Instructions to follow: Select all lines with the string "Safe" in them, and copy those lines.

[begin The data]

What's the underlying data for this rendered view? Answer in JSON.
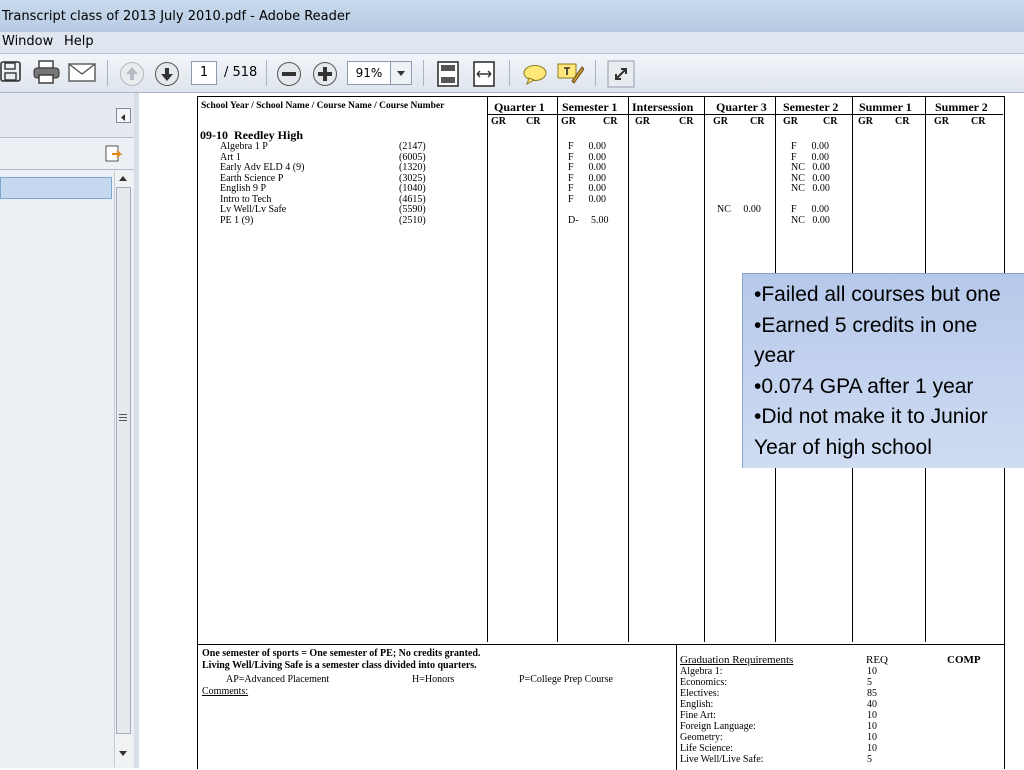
{
  "window": {
    "title": "Transcript class of 2013 July 2010.pdf - Adobe Reader"
  },
  "menu": {
    "items": [
      "Window",
      "Help"
    ]
  },
  "toolbar": {
    "page_current": "1",
    "page_total": "/ 518",
    "zoom": "91%"
  },
  "transcript": {
    "header_first_col": "School Year / School Name / Course Name / Course Number",
    "terms": [
      "Quarter 1",
      "Semester 1",
      "Intersession",
      "Quarter 3",
      "Semester 2",
      "Summer 1",
      "Summer 2"
    ],
    "gr_label": "GR",
    "cr_label": "CR",
    "school_line": "09-10  Reedley High",
    "courses": [
      {
        "name": "Algebra 1 P",
        "num": "(2147)",
        "s1": "F      0.00",
        "q3": "",
        "s2": "F      0.00"
      },
      {
        "name": "Art 1",
        "num": "(6005)",
        "s1": "F      0.00",
        "q3": "",
        "s2": "F      0.00"
      },
      {
        "name": "Early Adv ELD 4 (9)",
        "num": "(1320)",
        "s1": "F      0.00",
        "q3": "",
        "s2": "NC   0.00"
      },
      {
        "name": "Earth Science P",
        "num": "(3025)",
        "s1": "F      0.00",
        "q3": "",
        "s2": "NC   0.00"
      },
      {
        "name": "English 9 P",
        "num": "(1040)",
        "s1": "F      0.00",
        "q3": "",
        "s2": "NC   0.00"
      },
      {
        "name": "Intro to Tech",
        "num": "(4615)",
        "s1": "F      0.00",
        "q3": "",
        "s2": ""
      },
      {
        "name": "Lv Well/Lv Safe",
        "num": "(5590)",
        "s1": "",
        "q3": "NC     0.00",
        "s2": "F      0.00"
      },
      {
        "name": "PE 1 (9)",
        "num": "(2510)",
        "s1": "D-     5.00",
        "q3": "",
        "s2": "NC   0.00"
      }
    ],
    "footer": {
      "line1": "One semester of sports = One semester of PE; No credits granted.",
      "line2": "Living Well/Living Safe is a semester class divided into quarters.",
      "ap": "AP=Advanced Placement",
      "honors": "H=Honors",
      "cp": "P=College Prep Course",
      "comments": "Comments:"
    },
    "graduation": {
      "title": "Graduation Requirements",
      "req_label": "REQ",
      "comp_label": "COMP",
      "rows": [
        {
          "subject": "Algebra 1:",
          "req": "10"
        },
        {
          "subject": "Economics:",
          "req": "5"
        },
        {
          "subject": "Electives:",
          "req": "85"
        },
        {
          "subject": "English:",
          "req": "40"
        },
        {
          "subject": "Fine Art:",
          "req": "10"
        },
        {
          "subject": "Foreign Language:",
          "req": "10"
        },
        {
          "subject": "Geometry:",
          "req": "10"
        },
        {
          "subject": "Life Science:",
          "req": "10"
        },
        {
          "subject": "Live Well/Live Safe:",
          "req": "5"
        }
      ]
    }
  },
  "callout": {
    "lines": [
      "•Failed all courses but one",
      "•Earned 5 credits in one",
      "year",
      "•0.074 GPA after 1 year",
      "•Did not make it to Junior",
      "Year of high school"
    ]
  }
}
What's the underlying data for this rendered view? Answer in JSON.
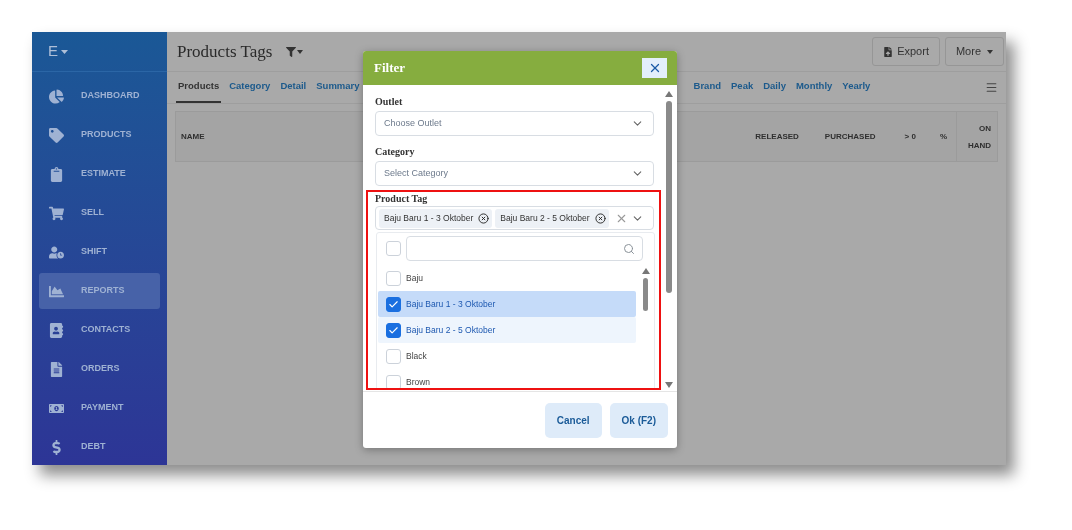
{
  "app": {
    "brand": "E",
    "title": "Products Tags",
    "export_button": "Export",
    "more_button": "More"
  },
  "sidebar": {
    "items": [
      {
        "label": "DASHBOARD",
        "selected": false
      },
      {
        "label": "PRODUCTS",
        "selected": false
      },
      {
        "label": "ESTIMATE",
        "selected": false
      },
      {
        "label": "SELL",
        "selected": false
      },
      {
        "label": "SHIFT",
        "selected": false
      },
      {
        "label": "REPORTS",
        "selected": true
      },
      {
        "label": "CONTACTS",
        "selected": false
      },
      {
        "label": "ORDERS",
        "selected": false
      },
      {
        "label": "PAYMENT",
        "selected": false
      },
      {
        "label": "DEBT",
        "selected": false
      }
    ]
  },
  "tabs": [
    {
      "label": "Products",
      "selected": true
    },
    {
      "label": "Category",
      "selected": false
    },
    {
      "label": "Detail",
      "selected": false
    },
    {
      "label": "Summary",
      "selected": false
    },
    {
      "label": "Brand",
      "selected": false
    },
    {
      "label": "Peak",
      "selected": false
    },
    {
      "label": "Daily",
      "selected": false
    },
    {
      "label": "Monthly",
      "selected": false
    },
    {
      "label": "Yearly",
      "selected": false
    }
  ],
  "table": {
    "columns": [
      "NAME",
      "RELEASED",
      "PURCHASED",
      "> 0",
      "%",
      "ON HAND"
    ]
  },
  "filter_dialog": {
    "title": "Filter",
    "fields": [
      {
        "label": "Outlet",
        "placeholder": "Choose Outlet"
      },
      {
        "label": "Category",
        "placeholder": "Select Category"
      }
    ],
    "product_tag": {
      "label": "Product Tag",
      "tags": [
        "Baju Baru 1 - 3 Oktober",
        "Baju Baru 2 - 5 Oktober"
      ],
      "select_all_checked": false,
      "options": [
        {
          "label": "Baju",
          "checked": false,
          "focused": false
        },
        {
          "label": "Baju Baru 1 - 3 Oktober",
          "checked": true,
          "focused": true
        },
        {
          "label": "Baju Baru 2 - 5 Oktober",
          "checked": true,
          "focused": false
        },
        {
          "label": "Black",
          "checked": false,
          "focused": false
        },
        {
          "label": "Brown",
          "checked": false,
          "focused": false
        }
      ]
    },
    "buttons": [
      "Cancel",
      "Ok (F2)"
    ]
  }
}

[end The data]

Full output:
        "name": "Lv Well/Lv Safe",
      "line2": "Living Well/Living Safe is a semester class divided into quarters.",
          "subject": "Live Well/Live Safe:",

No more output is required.